What the task asks: Count the lines containing "Plug". Give the number alone.

Information given:
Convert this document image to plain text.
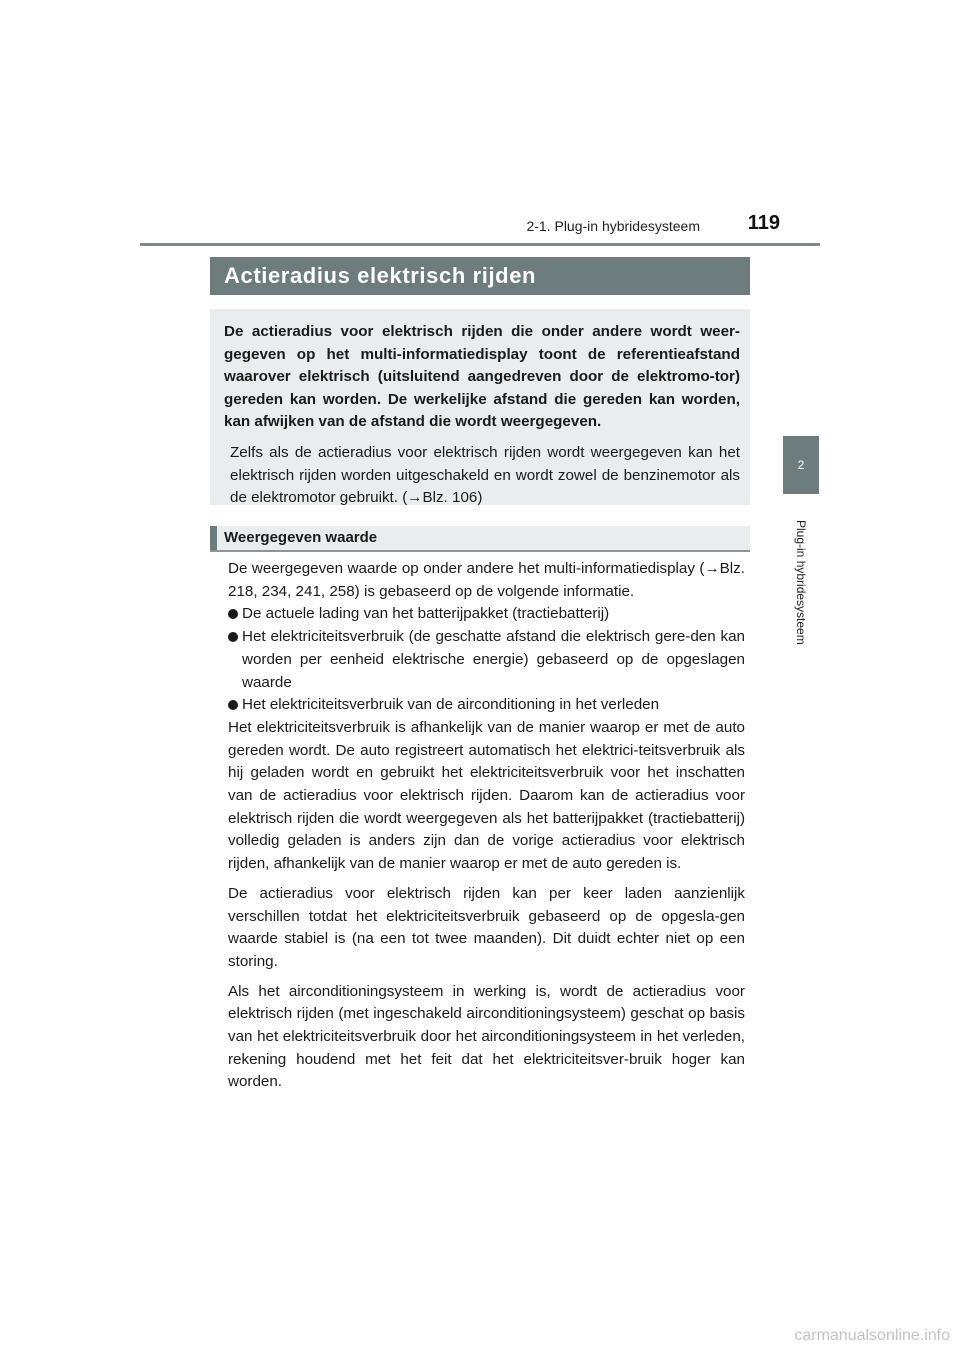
2-1. Plug-in hybridesysteem	119
2
Plug-in hybridesysteem
Actieradius elektrisch rijden
De actieradius voor elektrisch rijden die onder andere wordt weer-gegeven op het multi-informatiedisplay toont de referentieafstand waarover elektrisch (uitsluitend aangedreven door de elektromo-tor) gereden kan worden. De werkelijke afstand die gereden kan worden, kan afwijken van de afstand die wordt weergegeven.
Zelfs als de actieradius voor elektrisch rijden wordt weergegeven kan het elektrisch rijden worden uitgeschakeld en wordt zowel de benzinemotor als de elektromotor gebruikt. (→Blz. 106)
Weergegeven waarde

De weergegeven waarde op onder andere het multi-informatiedisplay (→Blz. 218, 234, 241, 258) is gebaseerd op de volgende informatie.

De actuele lading van het batterijpakket (tractiebatterij)
Het elektriciteitsverbruik (de geschatte afstand die elektrisch gere-den kan worden per eenheid elektrische energie) gebaseerd op de opgeslagen waarde
Het elektriciteitsverbruik van de airconditioning in het verleden

Het elektriciteitsverbruik is afhankelijk van de manier waarop er met de auto gereden wordt. De auto registreert automatisch het elektrici-teitsverbruik als hij geladen wordt en gebruikt het elektriciteitsverbruik voor het inschatten van de actieradius voor elektrisch rijden. Daarom kan de actieradius voor elektrisch rijden die wordt weergegeven als het batterijpakket (tractiebatterij) volledig geladen is anders zijn dan de vorige actieradius voor elektrisch rijden, afhankelijk van de manier waarop er met de auto gereden is.

De actieradius voor elektrisch rijden kan per keer laden aanzienlijk verschillen totdat het elektriciteitsverbruik gebaseerd op de opgesla-gen waarde stabiel is (na een tot twee maanden). Dit duidt echter niet op een storing.

Als het airconditioningsysteem in werking is, wordt de actieradius voor elektrisch rijden (met ingeschakeld airconditioningsysteem) geschat op basis van het elektriciteitsverbruik door het airconditioningsysteem in het verleden, rekening houdend met het feit dat het elektriciteitsver-bruik hoger kan worden.

carmanualsonline.info
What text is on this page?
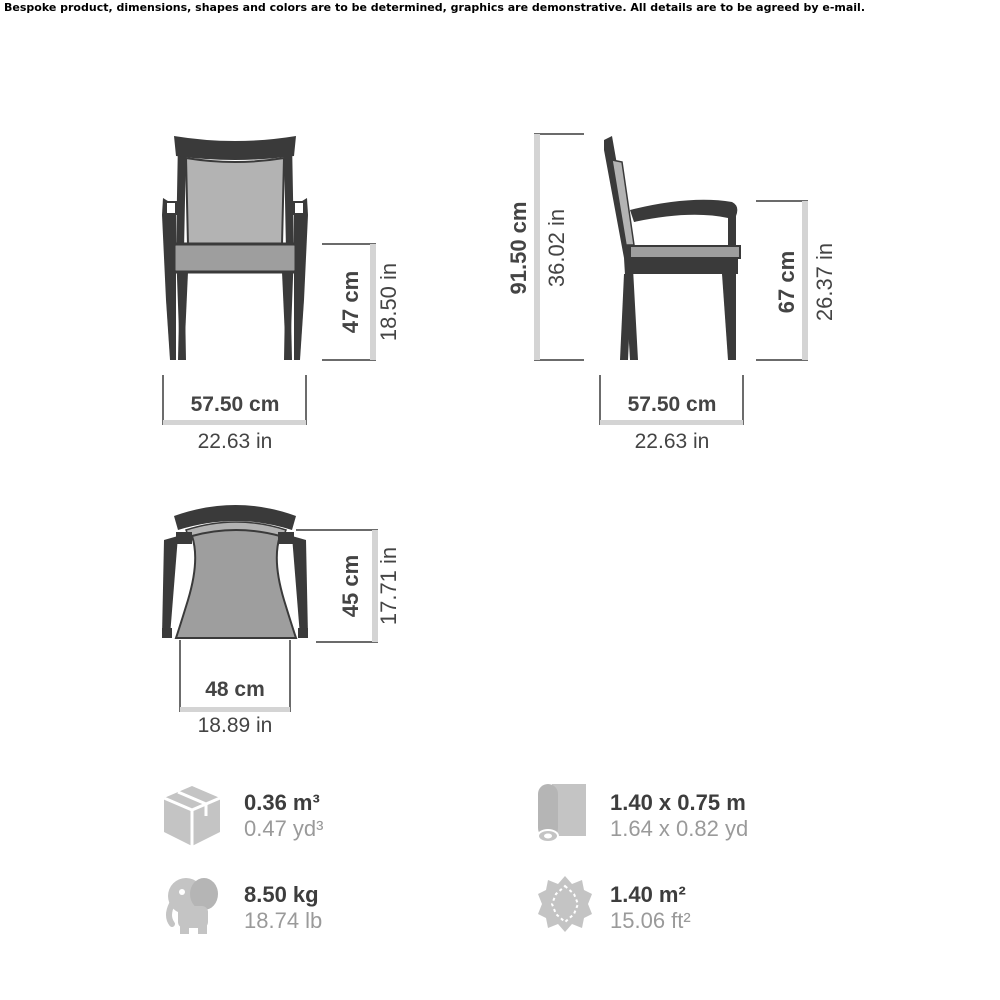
Bespoke product, dimensions, shapes and colors are to be determined, graphics are demonstrative. All details are to be agreed by e-mail.
47 cm 18.50 in
57.50 cm
22.63 in
91.50 cm 36.02 in	67 cm 26.37 in
57.50 cm
22.63 in
45 cm 17.71 in
48 cm
18.89 in
0.36 m³
0.47 yd³
1.40 x 0.75 m
1.64 x 0.82 yd
8.50 kg
18.74 lb
1.40 m²
15.06 ft²
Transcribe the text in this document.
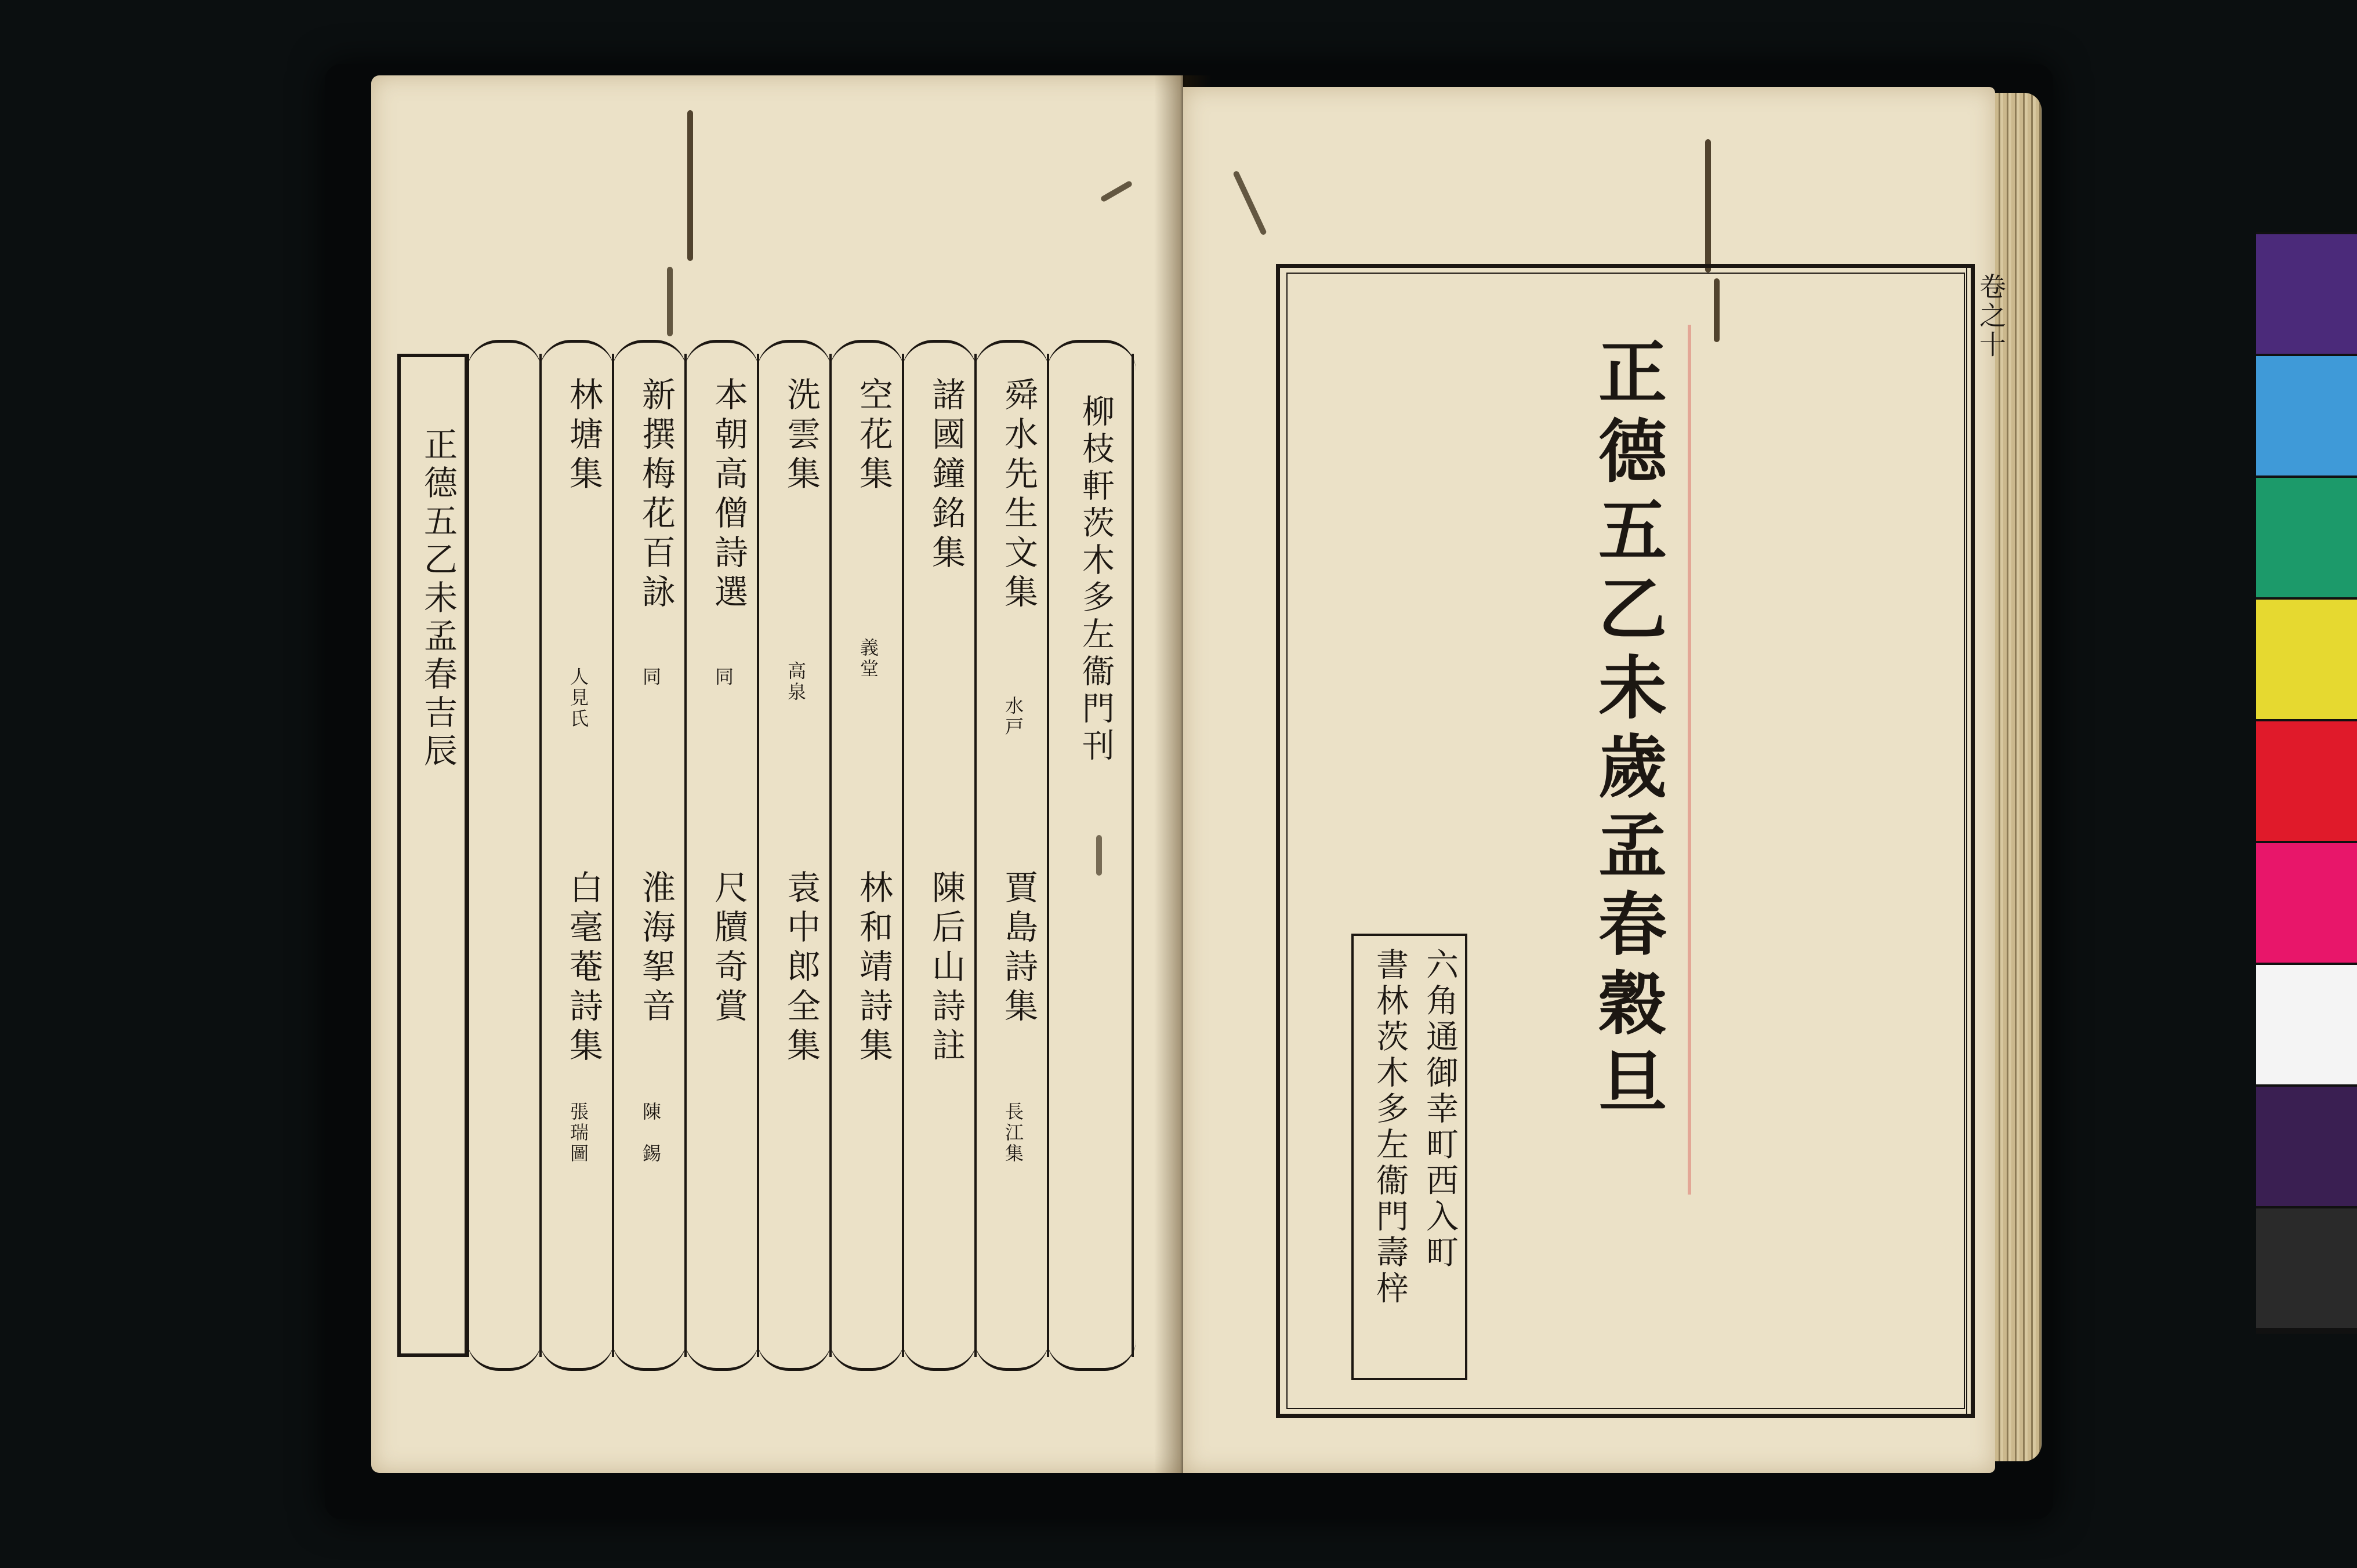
正德五乙未孟春吉辰	林塘集
人見氏
白毫菴詩集
張瑞圖
新撰梅花百詠
同
淮海挐音
陳　錫
本朝高僧詩選
同
尺牘奇賞
洗雲集
高泉
袁中郎全集
空花集
義堂
林和靖詩集
諸國鐘銘集
陳后山詩註
舜水先生文集
水戸
賈島詩集
長江集
柳枝軒茨木多左衞門刊
卷之十
正德五乙未歲孟春穀旦
六角通御幸町西入町
書林茨木多左衞門壽梓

Exercise solution: 2